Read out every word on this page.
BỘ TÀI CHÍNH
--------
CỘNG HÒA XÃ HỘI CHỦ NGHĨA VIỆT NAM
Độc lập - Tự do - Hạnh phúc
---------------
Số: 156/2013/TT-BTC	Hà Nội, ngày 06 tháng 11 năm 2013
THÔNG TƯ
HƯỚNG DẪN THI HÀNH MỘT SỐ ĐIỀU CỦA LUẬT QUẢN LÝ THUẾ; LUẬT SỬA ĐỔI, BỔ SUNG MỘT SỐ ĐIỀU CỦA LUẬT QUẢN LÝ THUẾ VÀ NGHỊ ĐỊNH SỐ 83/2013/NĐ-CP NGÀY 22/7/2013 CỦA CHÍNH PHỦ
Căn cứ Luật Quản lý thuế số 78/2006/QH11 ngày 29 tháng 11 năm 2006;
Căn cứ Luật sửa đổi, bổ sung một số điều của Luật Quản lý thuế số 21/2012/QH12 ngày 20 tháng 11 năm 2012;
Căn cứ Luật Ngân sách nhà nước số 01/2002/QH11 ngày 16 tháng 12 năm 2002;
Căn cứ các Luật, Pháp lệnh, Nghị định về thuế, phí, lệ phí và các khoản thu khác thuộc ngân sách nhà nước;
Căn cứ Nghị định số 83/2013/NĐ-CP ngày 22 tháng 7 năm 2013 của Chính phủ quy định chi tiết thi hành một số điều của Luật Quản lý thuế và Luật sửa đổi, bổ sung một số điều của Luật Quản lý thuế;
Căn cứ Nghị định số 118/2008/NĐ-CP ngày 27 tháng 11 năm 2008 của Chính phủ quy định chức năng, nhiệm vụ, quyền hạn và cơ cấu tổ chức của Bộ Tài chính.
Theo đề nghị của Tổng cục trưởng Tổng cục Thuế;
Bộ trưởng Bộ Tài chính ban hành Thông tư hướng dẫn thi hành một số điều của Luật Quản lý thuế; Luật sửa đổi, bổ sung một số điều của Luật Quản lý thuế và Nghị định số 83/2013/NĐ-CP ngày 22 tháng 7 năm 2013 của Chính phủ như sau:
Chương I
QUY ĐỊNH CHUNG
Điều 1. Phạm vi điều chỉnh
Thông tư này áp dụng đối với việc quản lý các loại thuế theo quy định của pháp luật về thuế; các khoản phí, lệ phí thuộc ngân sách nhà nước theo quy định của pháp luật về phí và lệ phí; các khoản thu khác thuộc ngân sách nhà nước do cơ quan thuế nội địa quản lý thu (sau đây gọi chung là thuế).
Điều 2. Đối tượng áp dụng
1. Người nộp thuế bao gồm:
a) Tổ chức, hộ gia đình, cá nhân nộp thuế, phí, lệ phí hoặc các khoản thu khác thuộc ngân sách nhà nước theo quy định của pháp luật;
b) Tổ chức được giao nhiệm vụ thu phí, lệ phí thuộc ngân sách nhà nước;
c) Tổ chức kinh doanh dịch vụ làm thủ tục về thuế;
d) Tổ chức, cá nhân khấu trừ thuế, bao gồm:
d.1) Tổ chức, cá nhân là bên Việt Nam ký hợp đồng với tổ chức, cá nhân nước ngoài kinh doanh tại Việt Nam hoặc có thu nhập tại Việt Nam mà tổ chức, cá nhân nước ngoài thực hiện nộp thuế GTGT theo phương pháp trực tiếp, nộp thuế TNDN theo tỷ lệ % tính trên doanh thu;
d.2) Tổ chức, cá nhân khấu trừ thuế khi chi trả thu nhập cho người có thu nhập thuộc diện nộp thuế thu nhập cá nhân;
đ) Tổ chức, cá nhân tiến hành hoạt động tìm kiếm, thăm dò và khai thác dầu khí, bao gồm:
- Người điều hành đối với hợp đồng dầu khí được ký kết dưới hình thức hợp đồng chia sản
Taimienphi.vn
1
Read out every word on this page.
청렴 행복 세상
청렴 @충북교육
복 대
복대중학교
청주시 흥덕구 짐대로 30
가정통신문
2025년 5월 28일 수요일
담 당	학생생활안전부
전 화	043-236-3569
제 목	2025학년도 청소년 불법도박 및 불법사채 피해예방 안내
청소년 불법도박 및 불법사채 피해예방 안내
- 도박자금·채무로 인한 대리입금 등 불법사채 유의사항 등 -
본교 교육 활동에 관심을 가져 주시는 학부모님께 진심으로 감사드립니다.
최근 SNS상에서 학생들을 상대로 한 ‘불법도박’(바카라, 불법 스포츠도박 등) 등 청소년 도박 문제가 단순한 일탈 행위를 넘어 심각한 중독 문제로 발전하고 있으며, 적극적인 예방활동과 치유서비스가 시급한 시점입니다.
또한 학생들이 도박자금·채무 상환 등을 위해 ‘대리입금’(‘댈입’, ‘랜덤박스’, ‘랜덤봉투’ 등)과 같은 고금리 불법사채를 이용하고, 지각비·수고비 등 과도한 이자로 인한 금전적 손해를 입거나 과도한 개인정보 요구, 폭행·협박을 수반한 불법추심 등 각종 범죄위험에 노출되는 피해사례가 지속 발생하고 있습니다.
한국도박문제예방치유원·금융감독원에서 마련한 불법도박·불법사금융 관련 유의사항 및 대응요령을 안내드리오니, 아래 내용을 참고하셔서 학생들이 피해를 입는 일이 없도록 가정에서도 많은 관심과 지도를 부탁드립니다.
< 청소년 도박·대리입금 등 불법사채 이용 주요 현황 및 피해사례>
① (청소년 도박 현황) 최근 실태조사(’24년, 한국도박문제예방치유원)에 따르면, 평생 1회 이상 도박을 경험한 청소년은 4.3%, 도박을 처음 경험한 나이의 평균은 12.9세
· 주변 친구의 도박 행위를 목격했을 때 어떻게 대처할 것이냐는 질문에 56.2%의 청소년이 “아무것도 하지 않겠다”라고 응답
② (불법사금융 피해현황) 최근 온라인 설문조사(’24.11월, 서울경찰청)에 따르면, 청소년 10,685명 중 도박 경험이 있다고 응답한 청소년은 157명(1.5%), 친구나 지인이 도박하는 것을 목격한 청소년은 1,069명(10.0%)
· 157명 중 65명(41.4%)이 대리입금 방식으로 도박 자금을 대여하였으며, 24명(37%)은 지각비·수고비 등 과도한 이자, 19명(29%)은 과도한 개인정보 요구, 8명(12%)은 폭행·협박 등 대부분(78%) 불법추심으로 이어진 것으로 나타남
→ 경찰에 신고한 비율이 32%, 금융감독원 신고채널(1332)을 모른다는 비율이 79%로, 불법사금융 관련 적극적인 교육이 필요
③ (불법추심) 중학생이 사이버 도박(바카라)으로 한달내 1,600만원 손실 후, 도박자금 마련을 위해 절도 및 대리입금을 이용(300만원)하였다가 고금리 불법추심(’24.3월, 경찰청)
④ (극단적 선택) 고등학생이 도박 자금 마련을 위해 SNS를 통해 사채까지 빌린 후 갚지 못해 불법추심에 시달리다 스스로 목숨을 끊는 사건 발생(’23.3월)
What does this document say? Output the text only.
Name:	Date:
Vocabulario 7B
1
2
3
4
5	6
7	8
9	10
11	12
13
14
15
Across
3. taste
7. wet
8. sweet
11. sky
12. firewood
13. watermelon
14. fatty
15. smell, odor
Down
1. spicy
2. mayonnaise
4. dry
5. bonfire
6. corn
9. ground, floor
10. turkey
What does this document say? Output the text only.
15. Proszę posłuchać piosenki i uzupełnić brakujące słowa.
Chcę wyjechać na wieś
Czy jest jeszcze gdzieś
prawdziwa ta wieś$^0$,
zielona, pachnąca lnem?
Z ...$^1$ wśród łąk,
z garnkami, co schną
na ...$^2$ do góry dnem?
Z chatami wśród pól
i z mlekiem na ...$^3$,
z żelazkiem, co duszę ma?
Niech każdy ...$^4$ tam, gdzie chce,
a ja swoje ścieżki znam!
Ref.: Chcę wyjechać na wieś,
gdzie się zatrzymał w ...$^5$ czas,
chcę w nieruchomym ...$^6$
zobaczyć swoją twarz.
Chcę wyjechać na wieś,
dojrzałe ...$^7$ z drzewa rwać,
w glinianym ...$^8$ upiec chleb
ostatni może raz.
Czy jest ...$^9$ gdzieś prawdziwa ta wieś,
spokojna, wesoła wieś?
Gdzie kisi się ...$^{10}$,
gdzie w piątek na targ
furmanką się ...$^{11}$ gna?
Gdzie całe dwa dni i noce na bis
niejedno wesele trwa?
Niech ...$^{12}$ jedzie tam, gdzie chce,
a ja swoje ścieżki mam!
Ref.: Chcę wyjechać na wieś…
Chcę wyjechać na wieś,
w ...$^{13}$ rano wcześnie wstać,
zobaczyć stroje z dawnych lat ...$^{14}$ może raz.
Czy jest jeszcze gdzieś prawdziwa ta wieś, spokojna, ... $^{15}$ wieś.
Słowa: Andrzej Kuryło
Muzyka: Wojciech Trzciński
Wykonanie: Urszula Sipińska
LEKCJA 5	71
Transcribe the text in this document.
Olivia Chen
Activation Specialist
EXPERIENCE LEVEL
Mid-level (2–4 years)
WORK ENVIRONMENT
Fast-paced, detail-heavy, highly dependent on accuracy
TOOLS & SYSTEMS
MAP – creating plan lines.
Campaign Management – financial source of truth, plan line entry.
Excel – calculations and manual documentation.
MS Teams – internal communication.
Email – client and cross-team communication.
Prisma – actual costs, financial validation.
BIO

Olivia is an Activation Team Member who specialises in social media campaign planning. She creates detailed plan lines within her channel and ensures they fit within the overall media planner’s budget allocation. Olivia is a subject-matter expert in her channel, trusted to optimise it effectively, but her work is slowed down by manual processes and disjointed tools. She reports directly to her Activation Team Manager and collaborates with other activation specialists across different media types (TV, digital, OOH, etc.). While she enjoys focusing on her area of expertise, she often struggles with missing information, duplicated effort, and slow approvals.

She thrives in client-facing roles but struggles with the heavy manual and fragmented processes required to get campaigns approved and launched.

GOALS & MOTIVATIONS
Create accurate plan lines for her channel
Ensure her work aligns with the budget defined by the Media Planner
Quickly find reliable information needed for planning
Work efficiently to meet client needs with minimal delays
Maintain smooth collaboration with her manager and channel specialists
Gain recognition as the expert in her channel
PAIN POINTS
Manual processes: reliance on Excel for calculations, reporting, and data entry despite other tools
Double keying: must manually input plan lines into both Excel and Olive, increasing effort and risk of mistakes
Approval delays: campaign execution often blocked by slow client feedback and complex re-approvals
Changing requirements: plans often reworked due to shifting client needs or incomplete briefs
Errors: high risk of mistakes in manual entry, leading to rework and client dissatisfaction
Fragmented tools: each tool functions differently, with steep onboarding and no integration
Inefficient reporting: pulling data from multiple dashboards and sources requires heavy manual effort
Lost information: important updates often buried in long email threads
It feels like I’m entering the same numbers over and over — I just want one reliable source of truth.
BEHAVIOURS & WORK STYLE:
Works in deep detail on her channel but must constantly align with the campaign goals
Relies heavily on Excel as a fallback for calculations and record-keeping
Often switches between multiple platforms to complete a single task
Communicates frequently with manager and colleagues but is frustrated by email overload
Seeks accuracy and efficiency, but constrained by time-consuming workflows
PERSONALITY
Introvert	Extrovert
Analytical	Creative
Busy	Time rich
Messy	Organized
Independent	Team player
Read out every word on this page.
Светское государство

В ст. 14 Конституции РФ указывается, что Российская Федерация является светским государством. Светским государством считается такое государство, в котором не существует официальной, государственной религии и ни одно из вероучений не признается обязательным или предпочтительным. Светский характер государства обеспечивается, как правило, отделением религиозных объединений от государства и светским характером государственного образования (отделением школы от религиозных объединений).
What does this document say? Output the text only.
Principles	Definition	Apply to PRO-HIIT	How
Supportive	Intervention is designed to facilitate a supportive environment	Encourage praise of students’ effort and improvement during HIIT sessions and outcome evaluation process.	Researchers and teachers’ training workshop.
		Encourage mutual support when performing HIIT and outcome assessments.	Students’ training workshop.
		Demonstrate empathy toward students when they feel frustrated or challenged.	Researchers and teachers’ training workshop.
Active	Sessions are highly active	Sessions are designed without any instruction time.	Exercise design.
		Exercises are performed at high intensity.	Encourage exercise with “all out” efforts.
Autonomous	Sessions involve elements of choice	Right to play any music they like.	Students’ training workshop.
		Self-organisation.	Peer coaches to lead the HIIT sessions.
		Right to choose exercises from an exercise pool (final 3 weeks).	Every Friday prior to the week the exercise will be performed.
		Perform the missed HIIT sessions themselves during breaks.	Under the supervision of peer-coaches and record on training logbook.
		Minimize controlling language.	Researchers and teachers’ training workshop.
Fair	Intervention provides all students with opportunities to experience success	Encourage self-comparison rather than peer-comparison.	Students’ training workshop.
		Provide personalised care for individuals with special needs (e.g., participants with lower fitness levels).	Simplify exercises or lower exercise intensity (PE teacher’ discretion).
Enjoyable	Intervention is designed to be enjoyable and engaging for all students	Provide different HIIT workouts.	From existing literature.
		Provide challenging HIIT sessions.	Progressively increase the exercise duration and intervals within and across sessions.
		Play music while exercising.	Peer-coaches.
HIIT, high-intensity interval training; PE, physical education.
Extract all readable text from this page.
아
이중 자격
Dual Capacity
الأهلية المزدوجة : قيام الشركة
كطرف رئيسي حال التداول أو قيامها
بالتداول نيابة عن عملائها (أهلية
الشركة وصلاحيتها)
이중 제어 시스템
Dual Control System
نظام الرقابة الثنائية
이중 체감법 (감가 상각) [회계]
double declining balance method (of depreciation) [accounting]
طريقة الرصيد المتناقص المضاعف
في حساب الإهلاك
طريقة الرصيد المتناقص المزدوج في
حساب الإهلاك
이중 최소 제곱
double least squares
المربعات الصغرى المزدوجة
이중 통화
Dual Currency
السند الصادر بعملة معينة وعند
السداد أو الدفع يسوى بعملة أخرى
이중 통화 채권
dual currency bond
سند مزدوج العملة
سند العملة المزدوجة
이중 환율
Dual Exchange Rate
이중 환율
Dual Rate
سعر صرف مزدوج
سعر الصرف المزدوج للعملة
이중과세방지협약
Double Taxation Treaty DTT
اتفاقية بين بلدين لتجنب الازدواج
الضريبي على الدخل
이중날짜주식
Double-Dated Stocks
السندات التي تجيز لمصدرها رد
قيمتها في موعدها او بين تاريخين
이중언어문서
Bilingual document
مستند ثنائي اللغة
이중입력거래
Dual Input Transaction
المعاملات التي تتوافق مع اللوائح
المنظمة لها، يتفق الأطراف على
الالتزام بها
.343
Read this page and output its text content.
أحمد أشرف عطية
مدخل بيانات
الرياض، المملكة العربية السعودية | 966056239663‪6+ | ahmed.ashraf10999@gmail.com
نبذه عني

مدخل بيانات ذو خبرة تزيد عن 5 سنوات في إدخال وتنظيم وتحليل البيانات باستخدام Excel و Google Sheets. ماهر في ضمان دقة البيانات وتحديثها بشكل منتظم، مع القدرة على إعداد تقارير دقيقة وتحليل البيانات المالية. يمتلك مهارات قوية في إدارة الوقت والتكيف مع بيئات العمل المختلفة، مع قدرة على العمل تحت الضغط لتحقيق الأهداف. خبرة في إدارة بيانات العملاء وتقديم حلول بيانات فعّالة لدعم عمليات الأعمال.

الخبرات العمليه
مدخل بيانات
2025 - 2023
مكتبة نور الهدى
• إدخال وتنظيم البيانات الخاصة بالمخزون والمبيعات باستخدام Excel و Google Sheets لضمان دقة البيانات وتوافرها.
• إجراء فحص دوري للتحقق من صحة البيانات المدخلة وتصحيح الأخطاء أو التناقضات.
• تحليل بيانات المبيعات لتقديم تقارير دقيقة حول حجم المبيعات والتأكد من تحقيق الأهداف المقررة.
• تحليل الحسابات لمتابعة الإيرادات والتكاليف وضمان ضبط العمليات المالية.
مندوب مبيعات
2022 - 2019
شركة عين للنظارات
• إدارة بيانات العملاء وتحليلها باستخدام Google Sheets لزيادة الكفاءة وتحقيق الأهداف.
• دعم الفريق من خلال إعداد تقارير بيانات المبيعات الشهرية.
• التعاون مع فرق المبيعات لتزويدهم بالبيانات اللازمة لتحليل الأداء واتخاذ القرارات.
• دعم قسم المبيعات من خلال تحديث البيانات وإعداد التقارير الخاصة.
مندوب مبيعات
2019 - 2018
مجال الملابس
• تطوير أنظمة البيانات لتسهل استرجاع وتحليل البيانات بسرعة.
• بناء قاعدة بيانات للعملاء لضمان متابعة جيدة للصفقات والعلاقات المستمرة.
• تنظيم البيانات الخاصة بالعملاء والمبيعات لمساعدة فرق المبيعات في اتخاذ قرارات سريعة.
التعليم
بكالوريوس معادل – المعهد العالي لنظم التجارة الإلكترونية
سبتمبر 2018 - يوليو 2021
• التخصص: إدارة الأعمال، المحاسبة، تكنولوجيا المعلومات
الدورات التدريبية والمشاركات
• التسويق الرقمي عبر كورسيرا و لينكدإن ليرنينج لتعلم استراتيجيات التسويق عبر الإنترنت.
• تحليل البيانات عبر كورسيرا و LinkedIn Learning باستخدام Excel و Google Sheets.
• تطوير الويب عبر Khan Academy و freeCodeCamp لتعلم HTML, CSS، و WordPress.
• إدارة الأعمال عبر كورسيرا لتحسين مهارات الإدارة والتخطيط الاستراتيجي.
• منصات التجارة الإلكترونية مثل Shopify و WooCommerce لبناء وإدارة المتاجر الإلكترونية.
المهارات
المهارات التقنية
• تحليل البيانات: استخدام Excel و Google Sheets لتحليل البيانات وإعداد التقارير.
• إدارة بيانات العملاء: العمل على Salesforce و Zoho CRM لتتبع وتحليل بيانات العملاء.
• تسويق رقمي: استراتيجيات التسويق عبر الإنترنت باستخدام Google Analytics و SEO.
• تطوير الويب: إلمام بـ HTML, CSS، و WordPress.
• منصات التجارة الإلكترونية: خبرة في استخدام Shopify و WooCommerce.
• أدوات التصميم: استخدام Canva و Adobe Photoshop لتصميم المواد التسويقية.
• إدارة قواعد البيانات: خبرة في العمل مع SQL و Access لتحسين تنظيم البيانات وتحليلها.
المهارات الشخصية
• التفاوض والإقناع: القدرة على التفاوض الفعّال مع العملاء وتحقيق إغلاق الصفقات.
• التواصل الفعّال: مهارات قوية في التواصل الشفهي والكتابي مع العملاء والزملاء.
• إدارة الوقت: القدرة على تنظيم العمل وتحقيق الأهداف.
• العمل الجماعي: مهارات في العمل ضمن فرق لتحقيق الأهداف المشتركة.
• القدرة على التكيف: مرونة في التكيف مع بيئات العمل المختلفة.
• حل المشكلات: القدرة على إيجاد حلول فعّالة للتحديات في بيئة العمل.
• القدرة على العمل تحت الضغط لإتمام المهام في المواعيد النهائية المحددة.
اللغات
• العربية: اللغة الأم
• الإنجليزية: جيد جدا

• _TASK_
Filter the listing above by the word "trưởng"; copy each line that passes.

• _WRITTEN REPLY_
Theo đề nghị của Tổng cục trưởng Tổng cục Thuế;
Bộ trưởng Bộ Tài chính ban hành Thông tư hướng dẫn thi hành một số điều của Luật Quản lý thuế; Luật sửa đổi, bổ sung một số điều của Luật Quản lý thuế và Nghị định số 83/2013/NĐ-CP ngày 22 tháng 7 năm 2013 của Chính phủ như sau:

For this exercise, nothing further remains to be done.